(Data extracted from a collection)
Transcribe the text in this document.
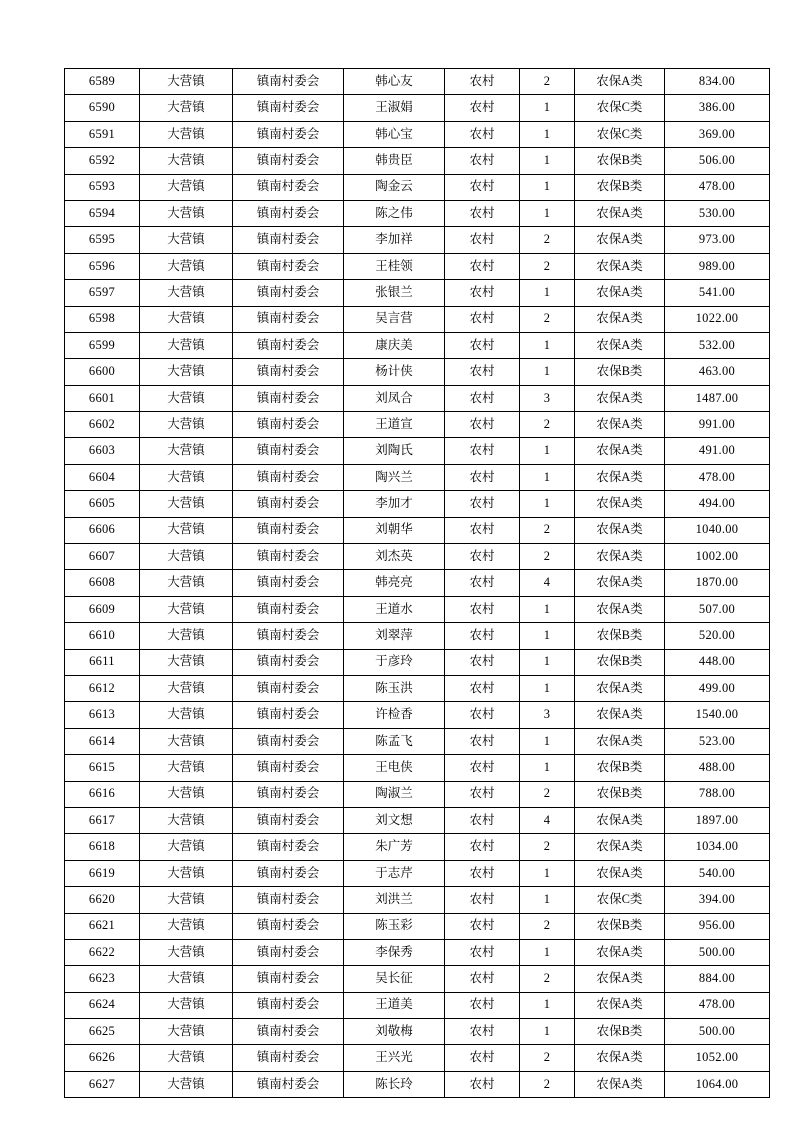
6589	大营镇	镇南村委会	韩心友	农村	2	农保A类	834.00
6590	大营镇	镇南村委会	王淑娟	农村	1	农保C类	386.00
6591	大营镇	镇南村委会	韩心宝	农村	1	农保C类	369.00
6592	大营镇	镇南村委会	韩贵臣	农村	1	农保B类	506.00
6593	大营镇	镇南村委会	陶金云	农村	1	农保B类	478.00
6594	大营镇	镇南村委会	陈之伟	农村	1	农保A类	530.00
6595	大营镇	镇南村委会	李加祥	农村	2	农保A类	973.00
6596	大营镇	镇南村委会	王桂领	农村	2	农保A类	989.00
6597	大营镇	镇南村委会	张银兰	农村	1	农保A类	541.00
6598	大营镇	镇南村委会	吴言营	农村	2	农保A类	1022.00
6599	大营镇	镇南村委会	康庆美	农村	1	农保A类	532.00
6600	大营镇	镇南村委会	杨计侠	农村	1	农保B类	463.00
6601	大营镇	镇南村委会	刘凤合	农村	3	农保A类	1487.00
6602	大营镇	镇南村委会	王道宣	农村	2	农保A类	991.00
6603	大营镇	镇南村委会	刘陶氏	农村	1	农保A类	491.00
6604	大营镇	镇南村委会	陶兴兰	农村	1	农保A类	478.00
6605	大营镇	镇南村委会	李加才	农村	1	农保A类	494.00
6606	大营镇	镇南村委会	刘朝华	农村	2	农保A类	1040.00
6607	大营镇	镇南村委会	刘杰英	农村	2	农保A类	1002.00
6608	大营镇	镇南村委会	韩亮亮	农村	4	农保A类	1870.00
6609	大营镇	镇南村委会	王道水	农村	1	农保A类	507.00
6610	大营镇	镇南村委会	刘翠萍	农村	1	农保B类	520.00
6611	大营镇	镇南村委会	于彦玲	农村	1	农保B类	448.00
6612	大营镇	镇南村委会	陈玉洪	农村	1	农保A类	499.00
6613	大营镇	镇南村委会	许检香	农村	3	农保A类	1540.00
6614	大营镇	镇南村委会	陈孟飞	农村	1	农保A类	523.00
6615	大营镇	镇南村委会	王电侠	农村	1	农保B类	488.00
6616	大营镇	镇南村委会	陶淑兰	农村	2	农保B类	788.00
6617	大营镇	镇南村委会	刘文想	农村	4	农保A类	1897.00
6618	大营镇	镇南村委会	朱广芳	农村	2	农保A类	1034.00
6619	大营镇	镇南村委会	于志芹	农村	1	农保A类	540.00
6620	大营镇	镇南村委会	刘洪兰	农村	1	农保C类	394.00
6621	大营镇	镇南村委会	陈玉彩	农村	2	农保B类	956.00
6622	大营镇	镇南村委会	李保秀	农村	1	农保A类	500.00
6623	大营镇	镇南村委会	吴长征	农村	2	农保A类	884.00
6624	大营镇	镇南村委会	王道美	农村	1	农保A类	478.00
6625	大营镇	镇南村委会	刘敬梅	农村	1	农保B类	500.00
6626	大营镇	镇南村委会	王兴光	农村	2	农保A类	1052.00
6627	大营镇	镇南村委会	陈长玲	农村	2	农保A类	1064.00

__WHAT THE TASK REQUIRES__:
Read through the data and copy every line where "农保C类" shows up.

__EXERCISE OUTPUT__:
6590	大营镇	镇南村委会	王淑娟	农村	1	农保C类	386.00
6591	大营镇	镇南村委会	韩心宝	农村	1	农保C类	369.00
6620	大营镇	镇南村委会	刘洪兰	农村	1	农保C类	394.00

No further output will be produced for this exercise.